▸ **YOUR OBJECTIVE**
Select the lines below containing the word "ylabel".

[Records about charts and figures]
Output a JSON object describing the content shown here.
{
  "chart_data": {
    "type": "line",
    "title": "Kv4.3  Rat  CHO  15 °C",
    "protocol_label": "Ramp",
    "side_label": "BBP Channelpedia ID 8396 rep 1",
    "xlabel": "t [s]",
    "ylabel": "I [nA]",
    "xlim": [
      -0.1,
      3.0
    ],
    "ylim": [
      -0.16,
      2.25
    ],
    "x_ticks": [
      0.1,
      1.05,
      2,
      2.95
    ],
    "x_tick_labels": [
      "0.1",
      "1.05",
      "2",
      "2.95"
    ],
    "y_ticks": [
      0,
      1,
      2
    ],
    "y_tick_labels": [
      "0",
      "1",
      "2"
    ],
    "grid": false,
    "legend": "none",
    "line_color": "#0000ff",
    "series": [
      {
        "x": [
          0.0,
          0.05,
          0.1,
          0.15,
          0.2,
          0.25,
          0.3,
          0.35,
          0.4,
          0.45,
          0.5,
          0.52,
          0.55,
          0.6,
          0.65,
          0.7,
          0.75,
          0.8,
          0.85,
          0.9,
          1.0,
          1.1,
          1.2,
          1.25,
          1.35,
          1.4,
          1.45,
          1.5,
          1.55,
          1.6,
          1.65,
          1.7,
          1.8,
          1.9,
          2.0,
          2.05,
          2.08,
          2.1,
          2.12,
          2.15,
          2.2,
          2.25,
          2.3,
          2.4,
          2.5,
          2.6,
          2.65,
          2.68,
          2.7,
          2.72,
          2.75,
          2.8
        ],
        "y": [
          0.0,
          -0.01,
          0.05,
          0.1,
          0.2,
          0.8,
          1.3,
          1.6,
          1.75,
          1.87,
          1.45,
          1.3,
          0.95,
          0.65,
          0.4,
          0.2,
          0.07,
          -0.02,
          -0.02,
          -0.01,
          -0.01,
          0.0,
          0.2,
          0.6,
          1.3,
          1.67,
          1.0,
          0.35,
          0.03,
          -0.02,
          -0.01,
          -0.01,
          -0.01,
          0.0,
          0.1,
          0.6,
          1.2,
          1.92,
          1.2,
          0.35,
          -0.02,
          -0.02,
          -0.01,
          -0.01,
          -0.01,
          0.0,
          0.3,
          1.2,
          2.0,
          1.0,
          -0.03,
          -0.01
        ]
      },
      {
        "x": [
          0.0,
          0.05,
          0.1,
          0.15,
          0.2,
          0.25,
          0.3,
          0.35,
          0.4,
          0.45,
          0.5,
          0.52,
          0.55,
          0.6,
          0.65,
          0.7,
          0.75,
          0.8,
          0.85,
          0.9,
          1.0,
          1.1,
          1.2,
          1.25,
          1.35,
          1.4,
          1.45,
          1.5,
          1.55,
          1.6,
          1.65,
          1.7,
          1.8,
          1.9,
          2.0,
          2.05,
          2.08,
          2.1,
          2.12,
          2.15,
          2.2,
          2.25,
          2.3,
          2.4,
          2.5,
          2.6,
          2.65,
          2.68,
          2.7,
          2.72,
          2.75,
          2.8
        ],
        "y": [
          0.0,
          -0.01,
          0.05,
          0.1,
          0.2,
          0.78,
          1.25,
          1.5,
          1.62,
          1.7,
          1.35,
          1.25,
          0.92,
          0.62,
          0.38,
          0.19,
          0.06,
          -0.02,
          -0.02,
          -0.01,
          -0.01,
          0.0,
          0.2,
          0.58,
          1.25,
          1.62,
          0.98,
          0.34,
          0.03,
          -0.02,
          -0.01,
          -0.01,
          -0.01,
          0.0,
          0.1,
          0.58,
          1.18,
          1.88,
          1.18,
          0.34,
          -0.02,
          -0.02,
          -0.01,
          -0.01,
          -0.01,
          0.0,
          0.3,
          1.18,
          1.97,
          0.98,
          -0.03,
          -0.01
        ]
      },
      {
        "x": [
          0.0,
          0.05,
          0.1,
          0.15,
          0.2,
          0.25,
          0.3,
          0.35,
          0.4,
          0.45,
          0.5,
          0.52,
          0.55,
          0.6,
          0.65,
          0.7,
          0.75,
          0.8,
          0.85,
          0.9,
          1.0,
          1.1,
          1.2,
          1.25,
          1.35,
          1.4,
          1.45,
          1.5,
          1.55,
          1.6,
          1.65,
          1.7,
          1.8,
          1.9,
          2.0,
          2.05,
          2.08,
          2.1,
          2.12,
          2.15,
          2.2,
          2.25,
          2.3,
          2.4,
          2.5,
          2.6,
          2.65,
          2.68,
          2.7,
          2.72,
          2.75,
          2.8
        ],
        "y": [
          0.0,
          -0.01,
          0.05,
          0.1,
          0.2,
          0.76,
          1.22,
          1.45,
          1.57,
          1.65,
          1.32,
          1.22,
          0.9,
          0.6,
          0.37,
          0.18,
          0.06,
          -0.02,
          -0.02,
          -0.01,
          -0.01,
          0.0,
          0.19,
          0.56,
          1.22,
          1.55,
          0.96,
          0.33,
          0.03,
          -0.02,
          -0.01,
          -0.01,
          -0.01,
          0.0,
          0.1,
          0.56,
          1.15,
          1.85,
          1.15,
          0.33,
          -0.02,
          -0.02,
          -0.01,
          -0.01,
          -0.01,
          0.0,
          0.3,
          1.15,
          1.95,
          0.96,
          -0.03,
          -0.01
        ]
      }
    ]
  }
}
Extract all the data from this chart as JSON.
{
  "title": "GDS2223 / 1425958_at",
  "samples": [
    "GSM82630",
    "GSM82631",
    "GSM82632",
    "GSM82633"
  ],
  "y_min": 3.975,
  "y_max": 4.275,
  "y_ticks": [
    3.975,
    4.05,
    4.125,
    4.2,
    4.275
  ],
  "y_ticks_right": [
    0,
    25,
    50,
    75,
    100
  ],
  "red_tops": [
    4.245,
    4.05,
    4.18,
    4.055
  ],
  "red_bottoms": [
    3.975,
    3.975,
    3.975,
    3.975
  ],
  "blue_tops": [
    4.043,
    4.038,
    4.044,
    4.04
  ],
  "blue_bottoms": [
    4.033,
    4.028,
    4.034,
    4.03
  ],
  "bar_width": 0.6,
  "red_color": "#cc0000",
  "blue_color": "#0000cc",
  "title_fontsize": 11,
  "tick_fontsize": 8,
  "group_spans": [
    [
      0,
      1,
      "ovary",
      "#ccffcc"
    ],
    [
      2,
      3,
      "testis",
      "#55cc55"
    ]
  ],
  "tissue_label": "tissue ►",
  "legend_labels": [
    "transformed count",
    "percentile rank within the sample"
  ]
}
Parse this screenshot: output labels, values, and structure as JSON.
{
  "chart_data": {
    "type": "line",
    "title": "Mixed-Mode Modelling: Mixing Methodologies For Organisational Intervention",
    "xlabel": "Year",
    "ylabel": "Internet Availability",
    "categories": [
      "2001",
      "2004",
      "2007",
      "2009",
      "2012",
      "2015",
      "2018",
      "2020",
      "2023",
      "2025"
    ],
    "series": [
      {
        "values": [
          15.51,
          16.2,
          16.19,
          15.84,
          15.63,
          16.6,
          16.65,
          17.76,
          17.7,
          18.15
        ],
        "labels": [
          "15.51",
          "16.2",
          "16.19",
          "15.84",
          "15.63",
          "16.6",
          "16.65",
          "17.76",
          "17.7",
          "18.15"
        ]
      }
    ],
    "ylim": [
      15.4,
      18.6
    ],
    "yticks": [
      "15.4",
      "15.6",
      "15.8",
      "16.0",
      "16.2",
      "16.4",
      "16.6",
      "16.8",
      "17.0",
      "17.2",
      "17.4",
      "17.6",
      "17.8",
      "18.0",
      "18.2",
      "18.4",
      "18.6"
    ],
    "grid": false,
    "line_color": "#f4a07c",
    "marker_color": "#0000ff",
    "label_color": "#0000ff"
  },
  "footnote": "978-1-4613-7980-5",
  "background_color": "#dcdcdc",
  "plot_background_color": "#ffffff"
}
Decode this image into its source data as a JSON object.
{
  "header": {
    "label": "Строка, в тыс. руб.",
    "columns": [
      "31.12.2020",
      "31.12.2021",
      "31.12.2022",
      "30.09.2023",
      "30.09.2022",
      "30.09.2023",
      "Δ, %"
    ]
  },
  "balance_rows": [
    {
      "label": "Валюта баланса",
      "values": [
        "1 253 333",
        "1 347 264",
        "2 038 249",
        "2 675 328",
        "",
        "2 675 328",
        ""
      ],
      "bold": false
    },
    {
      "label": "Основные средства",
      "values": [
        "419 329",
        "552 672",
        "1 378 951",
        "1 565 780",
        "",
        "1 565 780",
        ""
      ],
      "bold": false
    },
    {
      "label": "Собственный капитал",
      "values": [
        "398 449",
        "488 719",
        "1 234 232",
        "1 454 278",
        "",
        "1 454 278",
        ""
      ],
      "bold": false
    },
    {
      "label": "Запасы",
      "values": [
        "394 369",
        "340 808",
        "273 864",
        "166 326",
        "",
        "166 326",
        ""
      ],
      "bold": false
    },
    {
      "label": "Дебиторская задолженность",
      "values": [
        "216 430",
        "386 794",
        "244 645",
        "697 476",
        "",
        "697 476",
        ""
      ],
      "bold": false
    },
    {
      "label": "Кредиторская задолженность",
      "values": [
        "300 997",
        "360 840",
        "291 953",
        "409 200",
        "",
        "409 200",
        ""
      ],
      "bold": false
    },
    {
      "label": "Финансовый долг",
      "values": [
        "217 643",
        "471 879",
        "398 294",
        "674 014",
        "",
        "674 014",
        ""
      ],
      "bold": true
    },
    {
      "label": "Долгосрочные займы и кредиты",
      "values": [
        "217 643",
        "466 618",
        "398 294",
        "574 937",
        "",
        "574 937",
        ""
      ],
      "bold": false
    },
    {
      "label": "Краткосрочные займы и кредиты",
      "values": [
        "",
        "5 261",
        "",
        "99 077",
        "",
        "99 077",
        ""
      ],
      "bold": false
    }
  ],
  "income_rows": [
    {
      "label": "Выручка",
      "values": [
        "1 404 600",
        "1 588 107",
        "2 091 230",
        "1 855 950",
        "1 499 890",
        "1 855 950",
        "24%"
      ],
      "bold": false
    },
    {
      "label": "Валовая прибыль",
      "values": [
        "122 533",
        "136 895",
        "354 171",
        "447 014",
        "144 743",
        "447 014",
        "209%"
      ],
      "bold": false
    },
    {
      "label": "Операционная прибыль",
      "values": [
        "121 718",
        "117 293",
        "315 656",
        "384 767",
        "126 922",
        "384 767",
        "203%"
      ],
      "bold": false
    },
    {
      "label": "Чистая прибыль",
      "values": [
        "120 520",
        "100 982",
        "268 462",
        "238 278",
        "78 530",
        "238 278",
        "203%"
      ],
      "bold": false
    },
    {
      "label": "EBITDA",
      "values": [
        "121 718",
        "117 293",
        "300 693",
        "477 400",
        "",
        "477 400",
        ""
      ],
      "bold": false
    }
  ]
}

▸ **FINISHED EXERCISE**
    "ylabel": "I [nA]",
    "ylabel": "Internet Availability",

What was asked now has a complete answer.